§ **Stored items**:
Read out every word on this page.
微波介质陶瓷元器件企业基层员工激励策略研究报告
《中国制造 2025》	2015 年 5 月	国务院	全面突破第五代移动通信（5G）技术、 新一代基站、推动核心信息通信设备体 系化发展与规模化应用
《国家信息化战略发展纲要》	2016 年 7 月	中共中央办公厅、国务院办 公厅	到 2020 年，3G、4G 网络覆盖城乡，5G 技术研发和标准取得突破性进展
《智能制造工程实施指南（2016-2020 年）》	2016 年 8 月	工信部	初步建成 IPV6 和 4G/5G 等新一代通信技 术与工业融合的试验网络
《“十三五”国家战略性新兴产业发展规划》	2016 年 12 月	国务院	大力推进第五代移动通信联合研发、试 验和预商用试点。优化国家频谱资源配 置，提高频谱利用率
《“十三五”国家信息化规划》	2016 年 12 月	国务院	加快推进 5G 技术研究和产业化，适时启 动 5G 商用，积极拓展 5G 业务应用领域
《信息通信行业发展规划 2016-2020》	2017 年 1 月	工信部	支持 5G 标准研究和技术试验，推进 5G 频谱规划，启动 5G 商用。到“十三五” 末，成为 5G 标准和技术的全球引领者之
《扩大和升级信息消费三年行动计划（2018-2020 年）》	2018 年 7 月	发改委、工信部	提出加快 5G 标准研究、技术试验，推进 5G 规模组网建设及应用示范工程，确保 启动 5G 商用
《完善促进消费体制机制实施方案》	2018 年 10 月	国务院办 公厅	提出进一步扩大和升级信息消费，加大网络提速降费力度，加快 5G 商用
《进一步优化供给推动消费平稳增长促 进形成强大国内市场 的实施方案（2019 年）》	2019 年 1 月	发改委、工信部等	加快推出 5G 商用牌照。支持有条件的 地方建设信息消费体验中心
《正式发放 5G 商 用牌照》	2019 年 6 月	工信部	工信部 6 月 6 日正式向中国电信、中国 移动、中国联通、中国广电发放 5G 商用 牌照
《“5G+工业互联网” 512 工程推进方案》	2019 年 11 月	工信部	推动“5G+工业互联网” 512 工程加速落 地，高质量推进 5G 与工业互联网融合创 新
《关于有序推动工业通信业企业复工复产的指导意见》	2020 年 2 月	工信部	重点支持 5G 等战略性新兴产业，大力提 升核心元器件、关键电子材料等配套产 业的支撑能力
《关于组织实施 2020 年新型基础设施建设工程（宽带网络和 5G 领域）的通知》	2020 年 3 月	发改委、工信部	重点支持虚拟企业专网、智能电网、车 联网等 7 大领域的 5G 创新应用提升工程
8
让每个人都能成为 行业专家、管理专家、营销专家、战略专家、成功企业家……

---

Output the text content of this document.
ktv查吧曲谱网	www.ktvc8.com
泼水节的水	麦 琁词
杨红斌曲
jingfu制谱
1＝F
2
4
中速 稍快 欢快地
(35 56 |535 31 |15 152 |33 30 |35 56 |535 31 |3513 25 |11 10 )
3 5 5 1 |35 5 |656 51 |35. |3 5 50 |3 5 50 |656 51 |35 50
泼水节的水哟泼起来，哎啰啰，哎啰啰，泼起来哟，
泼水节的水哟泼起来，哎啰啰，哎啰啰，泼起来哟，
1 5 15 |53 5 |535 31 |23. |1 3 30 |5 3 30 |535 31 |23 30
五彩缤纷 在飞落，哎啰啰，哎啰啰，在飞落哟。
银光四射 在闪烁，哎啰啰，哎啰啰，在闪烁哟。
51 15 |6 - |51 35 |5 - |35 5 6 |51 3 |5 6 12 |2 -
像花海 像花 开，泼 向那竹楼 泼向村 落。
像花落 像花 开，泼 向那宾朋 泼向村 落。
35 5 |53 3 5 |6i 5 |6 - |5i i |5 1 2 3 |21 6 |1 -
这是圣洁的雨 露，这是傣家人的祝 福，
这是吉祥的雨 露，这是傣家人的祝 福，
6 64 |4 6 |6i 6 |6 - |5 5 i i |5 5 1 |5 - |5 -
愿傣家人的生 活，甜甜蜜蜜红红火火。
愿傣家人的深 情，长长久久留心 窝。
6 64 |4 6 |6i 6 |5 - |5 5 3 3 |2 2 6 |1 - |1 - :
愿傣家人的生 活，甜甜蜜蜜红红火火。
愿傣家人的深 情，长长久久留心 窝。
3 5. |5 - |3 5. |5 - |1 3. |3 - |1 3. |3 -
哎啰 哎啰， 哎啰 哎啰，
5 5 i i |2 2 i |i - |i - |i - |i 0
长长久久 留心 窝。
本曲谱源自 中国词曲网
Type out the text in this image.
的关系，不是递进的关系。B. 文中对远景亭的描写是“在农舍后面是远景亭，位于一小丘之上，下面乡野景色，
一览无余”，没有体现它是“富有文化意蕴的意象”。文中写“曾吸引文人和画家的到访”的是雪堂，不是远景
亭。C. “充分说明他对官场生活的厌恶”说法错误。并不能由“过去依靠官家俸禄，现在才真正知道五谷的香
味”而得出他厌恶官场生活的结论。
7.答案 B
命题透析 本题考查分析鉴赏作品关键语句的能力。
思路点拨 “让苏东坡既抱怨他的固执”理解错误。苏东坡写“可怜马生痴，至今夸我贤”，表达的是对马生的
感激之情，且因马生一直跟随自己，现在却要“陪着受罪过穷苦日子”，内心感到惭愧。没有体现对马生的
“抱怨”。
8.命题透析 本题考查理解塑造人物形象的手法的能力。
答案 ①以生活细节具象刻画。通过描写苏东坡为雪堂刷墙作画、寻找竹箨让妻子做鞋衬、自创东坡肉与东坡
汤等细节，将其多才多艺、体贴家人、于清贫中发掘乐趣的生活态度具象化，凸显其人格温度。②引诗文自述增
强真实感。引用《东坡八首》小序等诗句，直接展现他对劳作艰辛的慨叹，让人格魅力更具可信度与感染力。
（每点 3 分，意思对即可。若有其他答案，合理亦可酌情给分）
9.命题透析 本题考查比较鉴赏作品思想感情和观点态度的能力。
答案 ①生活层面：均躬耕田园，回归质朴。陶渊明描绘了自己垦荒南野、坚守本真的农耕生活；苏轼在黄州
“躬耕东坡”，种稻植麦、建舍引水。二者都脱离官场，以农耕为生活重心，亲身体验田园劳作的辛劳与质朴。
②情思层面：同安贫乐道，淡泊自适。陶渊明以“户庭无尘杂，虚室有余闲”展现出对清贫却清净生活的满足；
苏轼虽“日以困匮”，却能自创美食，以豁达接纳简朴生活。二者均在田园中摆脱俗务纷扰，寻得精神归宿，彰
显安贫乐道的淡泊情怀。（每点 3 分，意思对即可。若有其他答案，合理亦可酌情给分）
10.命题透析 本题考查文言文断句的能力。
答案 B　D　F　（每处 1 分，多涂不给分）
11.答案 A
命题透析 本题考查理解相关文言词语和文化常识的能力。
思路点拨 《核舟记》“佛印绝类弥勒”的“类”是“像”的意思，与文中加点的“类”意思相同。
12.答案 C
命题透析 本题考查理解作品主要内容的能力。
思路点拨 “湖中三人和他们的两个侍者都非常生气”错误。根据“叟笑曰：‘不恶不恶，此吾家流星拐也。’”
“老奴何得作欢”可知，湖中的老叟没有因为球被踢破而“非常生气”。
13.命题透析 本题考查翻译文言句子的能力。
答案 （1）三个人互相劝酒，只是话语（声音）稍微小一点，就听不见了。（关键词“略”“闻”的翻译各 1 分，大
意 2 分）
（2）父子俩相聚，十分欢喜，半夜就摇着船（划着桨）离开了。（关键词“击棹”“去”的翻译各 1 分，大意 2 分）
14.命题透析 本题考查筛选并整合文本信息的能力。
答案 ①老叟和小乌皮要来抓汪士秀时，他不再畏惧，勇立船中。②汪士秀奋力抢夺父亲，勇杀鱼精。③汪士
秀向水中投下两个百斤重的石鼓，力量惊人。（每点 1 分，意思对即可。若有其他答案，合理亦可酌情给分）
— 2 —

§ **STATED EXERCISE**: From the data above, work out how many lines hold "命题透析". Answer with the number alone.

§ **ANSWER TO THE TASK**: 8